>> start Records for this task

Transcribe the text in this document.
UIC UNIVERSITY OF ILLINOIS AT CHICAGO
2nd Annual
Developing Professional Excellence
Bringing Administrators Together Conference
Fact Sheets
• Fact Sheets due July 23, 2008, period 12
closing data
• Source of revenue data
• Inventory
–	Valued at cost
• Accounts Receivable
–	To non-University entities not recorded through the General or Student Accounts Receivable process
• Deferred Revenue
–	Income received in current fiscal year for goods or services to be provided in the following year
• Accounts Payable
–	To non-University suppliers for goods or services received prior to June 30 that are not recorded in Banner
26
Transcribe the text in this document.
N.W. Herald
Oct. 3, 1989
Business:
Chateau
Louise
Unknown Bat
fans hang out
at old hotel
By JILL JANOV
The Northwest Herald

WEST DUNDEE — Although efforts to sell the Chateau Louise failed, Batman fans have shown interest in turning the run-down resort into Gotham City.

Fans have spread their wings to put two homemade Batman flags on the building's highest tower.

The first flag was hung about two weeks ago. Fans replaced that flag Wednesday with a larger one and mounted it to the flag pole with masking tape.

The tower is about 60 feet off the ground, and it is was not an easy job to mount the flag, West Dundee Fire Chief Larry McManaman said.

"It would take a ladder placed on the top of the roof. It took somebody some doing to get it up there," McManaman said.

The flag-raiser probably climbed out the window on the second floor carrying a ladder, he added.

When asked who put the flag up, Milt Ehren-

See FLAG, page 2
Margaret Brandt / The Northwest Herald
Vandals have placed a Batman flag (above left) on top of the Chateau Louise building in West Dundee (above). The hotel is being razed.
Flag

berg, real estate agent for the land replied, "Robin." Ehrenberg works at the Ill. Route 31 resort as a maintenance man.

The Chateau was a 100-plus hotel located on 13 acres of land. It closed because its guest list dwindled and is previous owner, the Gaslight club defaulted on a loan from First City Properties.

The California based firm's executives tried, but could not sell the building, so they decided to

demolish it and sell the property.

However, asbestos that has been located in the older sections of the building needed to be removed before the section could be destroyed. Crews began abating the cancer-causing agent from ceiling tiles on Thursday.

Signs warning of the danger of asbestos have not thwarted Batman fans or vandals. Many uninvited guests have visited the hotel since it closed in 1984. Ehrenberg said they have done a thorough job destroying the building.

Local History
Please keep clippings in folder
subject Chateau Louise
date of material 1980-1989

>> end Records for this task

▶ _Task prompt_
Repeat every line of the material exactly as given.

▶ _Finished task_
Transcribe the text in this document.
UIC UNIVERSITY OF ILLINOIS AT CHICAGO
2nd Annual
Developing Professional Excellence
Bringing Administrators Together Conference
Fact Sheets
• Fact Sheets due July 23, 2008, period 12
closing data
• Source of revenue data
• Inventory
–	Valued at cost
• Accounts Receivable
–	To non-University entities not recorded through the General or Student Accounts Receivable process
• Deferred Revenue
–	Income received in current fiscal year for goods or services to be provided in the following year
• Accounts Payable
–	To non-University suppliers for goods or services received prior to June 30 that are not recorded in Banner
26
Transcribe the text in this document.
N.W. Herald
Oct. 3, 1989
Business:
Chateau
Louise
Unknown Bat
fans hang out
at old hotel
By JILL JANOV
The Northwest Herald

WEST DUNDEE — Although efforts to sell the Chateau Louise failed, Batman fans have shown interest in turning the run-down resort into Gotham City.

Fans have spread their wings to put two homemade Batman flags on the building's highest tower.

The first flag was hung about two weeks ago. Fans replaced that flag Wednesday with a larger one and mounted it to the flag pole with masking tape.

The tower is about 60 feet off the ground, and it is was not an easy job to mount the flag, West Dundee Fire Chief Larry McManaman said.

"It would take a ladder placed on the top of the roof. It took somebody some doing to get it up there," McManaman said.

The flag-raiser probably climbed out the window on the second floor carrying a ladder, he added.

When asked who put the flag up, Milt Ehren-

See FLAG, page 2
Margaret Brandt / The Northwest Herald
Vandals have placed a Batman flag (above left) on top of the Chateau Louise building in West Dundee (above). The hotel is being razed.
Flag

berg, real estate agent for the land replied, "Robin." Ehrenberg works at the Ill. Route 31 resort as a maintenance man.

The Chateau was a 100-plus hotel located on 13 acres of land. It closed because its guest list dwindled and is previous owner, the Gaslight club defaulted on a loan from First City Properties.

The California based firm's executives tried, but could not sell the building, so they decided to

demolish it and sell the property.

However, asbestos that has been located in the older sections of the building needed to be removed before the section could be destroyed. Crews began abating the cancer-causing agent from ceiling tiles on Thursday.

Signs warning of the danger of asbestos have not thwarted Batman fans or vandals. Many uninvited guests have visited the hotel since it closed in 1984. Ehrenberg said they have done a thorough job destroying the building.

Local History
Please keep clippings in folder
subject Chateau Louise
date of material 1980-1989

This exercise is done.